• Exercise objective:
How many lines of the entries below include the word "appareil"? Answer with the number alone.

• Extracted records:
— Begin —

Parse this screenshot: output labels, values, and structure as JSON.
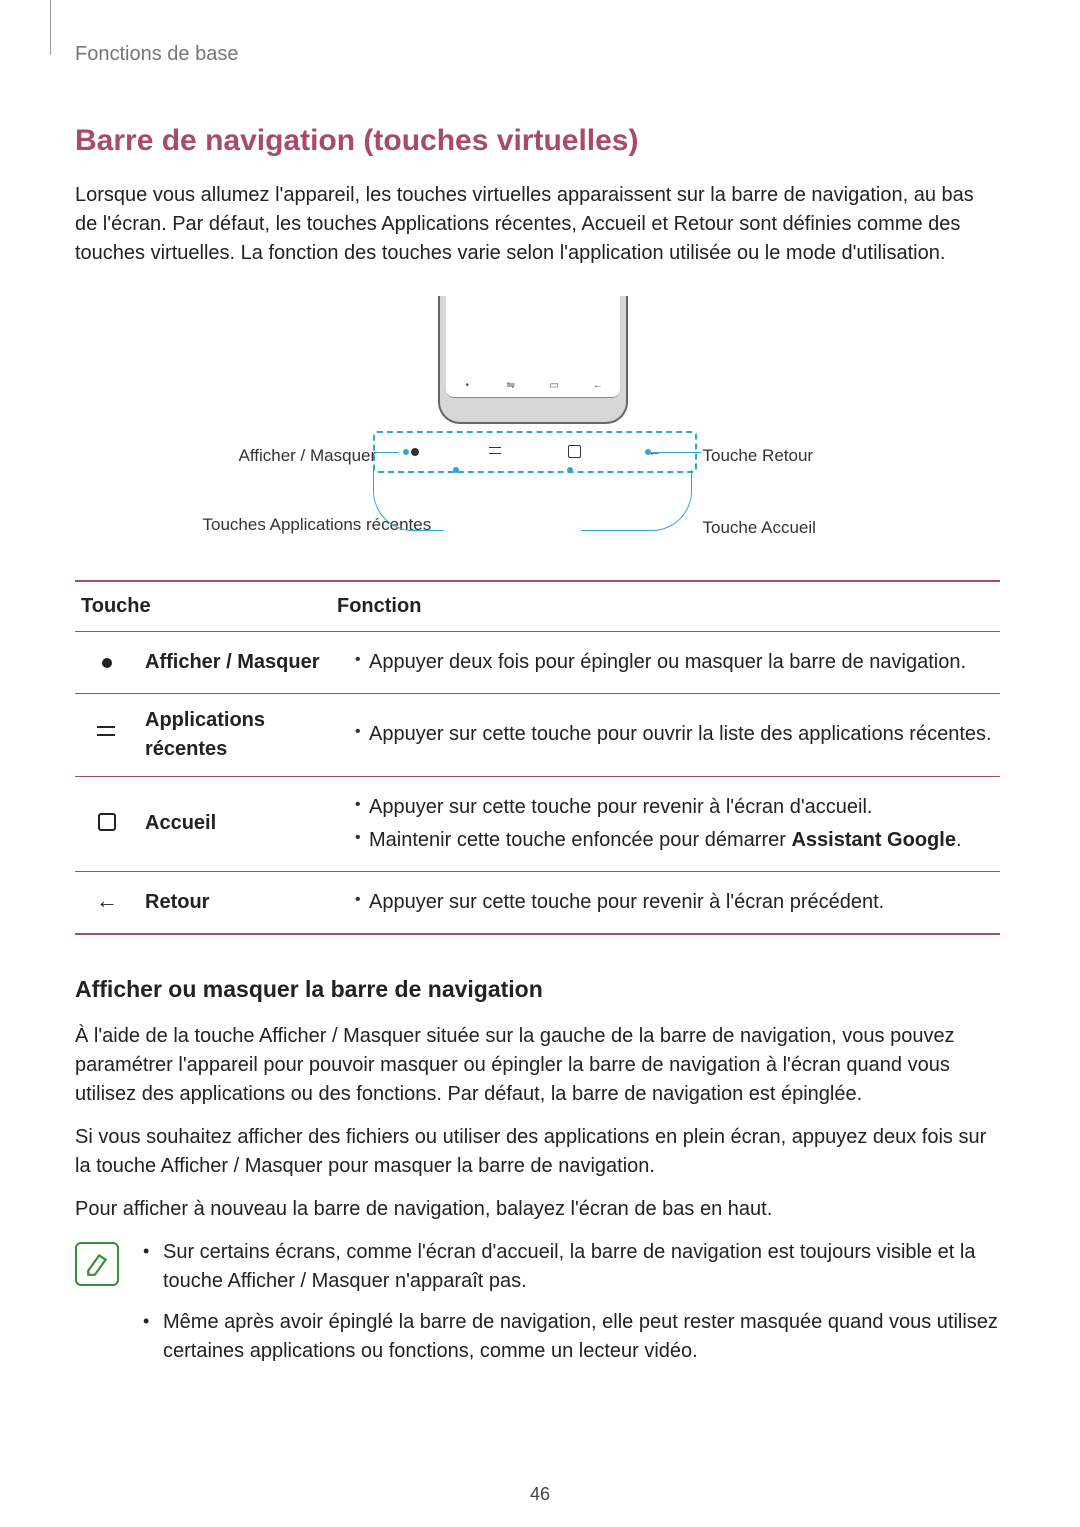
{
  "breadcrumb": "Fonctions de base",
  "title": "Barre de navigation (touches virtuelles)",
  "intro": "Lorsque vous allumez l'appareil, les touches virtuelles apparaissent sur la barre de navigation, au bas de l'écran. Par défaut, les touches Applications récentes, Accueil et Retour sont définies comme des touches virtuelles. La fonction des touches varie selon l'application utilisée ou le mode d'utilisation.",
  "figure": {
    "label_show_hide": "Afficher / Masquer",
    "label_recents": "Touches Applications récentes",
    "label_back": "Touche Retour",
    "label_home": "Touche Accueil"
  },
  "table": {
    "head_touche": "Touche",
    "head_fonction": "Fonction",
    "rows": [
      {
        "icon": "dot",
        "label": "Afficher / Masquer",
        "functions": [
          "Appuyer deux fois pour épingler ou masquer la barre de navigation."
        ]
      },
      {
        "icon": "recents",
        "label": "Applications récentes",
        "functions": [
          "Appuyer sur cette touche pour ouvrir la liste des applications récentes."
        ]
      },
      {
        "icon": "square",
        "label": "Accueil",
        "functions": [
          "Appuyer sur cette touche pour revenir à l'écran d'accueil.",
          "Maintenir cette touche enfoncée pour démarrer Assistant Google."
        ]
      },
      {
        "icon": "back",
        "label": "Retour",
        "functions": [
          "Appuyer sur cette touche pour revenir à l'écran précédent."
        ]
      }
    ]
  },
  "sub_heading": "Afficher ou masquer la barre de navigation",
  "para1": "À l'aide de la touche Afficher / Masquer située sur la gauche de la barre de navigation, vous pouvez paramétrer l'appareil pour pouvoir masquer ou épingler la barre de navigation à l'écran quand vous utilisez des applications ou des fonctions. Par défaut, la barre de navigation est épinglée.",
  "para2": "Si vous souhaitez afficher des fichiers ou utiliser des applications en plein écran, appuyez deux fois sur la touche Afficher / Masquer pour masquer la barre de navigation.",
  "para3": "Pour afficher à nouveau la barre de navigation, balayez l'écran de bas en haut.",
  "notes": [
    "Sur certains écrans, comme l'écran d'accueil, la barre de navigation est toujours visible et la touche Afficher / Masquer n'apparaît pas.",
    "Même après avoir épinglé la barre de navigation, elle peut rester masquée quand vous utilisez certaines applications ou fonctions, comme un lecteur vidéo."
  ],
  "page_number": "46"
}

— End —
— Begin —

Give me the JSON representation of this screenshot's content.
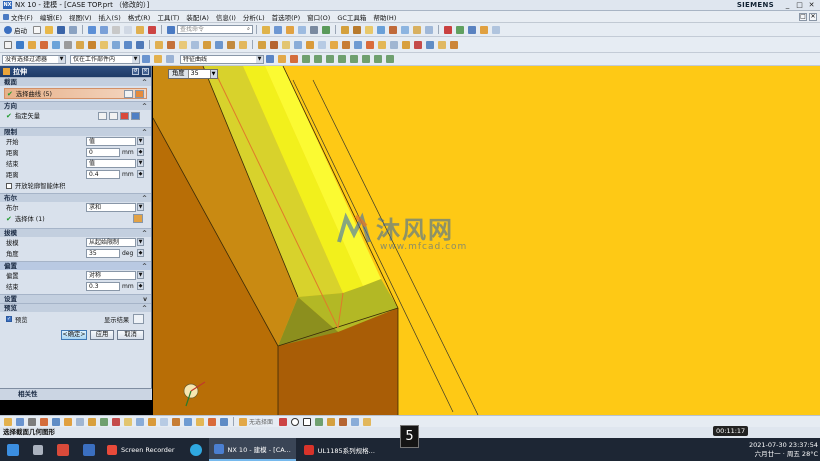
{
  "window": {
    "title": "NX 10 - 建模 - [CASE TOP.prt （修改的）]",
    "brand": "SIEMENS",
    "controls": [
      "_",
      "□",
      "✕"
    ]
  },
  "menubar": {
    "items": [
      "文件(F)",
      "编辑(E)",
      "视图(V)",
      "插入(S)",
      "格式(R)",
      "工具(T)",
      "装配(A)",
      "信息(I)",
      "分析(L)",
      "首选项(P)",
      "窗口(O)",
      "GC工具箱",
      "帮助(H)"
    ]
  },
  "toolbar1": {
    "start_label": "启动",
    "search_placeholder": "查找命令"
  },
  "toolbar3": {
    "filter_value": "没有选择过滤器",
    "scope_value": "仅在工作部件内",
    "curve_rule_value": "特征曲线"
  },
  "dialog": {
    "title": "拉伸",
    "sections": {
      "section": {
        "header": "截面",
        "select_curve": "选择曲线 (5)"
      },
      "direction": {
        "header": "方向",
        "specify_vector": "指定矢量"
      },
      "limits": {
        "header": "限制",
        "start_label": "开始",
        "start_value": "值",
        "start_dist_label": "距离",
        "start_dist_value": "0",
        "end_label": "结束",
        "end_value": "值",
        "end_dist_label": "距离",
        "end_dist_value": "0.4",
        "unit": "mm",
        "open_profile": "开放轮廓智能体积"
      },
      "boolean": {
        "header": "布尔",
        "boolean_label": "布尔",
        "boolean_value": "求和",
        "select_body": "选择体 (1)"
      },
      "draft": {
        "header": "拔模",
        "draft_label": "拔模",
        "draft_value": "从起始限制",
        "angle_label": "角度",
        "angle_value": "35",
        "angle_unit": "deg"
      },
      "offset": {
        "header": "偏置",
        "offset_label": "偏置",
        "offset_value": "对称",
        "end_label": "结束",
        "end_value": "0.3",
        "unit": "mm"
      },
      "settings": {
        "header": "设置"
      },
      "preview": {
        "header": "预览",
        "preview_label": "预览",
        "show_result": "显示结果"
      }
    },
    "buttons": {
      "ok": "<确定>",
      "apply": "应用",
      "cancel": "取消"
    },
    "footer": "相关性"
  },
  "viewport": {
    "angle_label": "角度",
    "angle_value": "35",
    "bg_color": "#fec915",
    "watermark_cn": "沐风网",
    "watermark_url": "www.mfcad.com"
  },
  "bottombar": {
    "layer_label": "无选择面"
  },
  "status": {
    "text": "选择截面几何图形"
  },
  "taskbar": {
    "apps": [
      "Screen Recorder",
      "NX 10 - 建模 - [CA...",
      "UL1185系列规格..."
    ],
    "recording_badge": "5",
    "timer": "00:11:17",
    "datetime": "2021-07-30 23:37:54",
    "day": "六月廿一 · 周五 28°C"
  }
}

— End —

• Response to the exercise:
2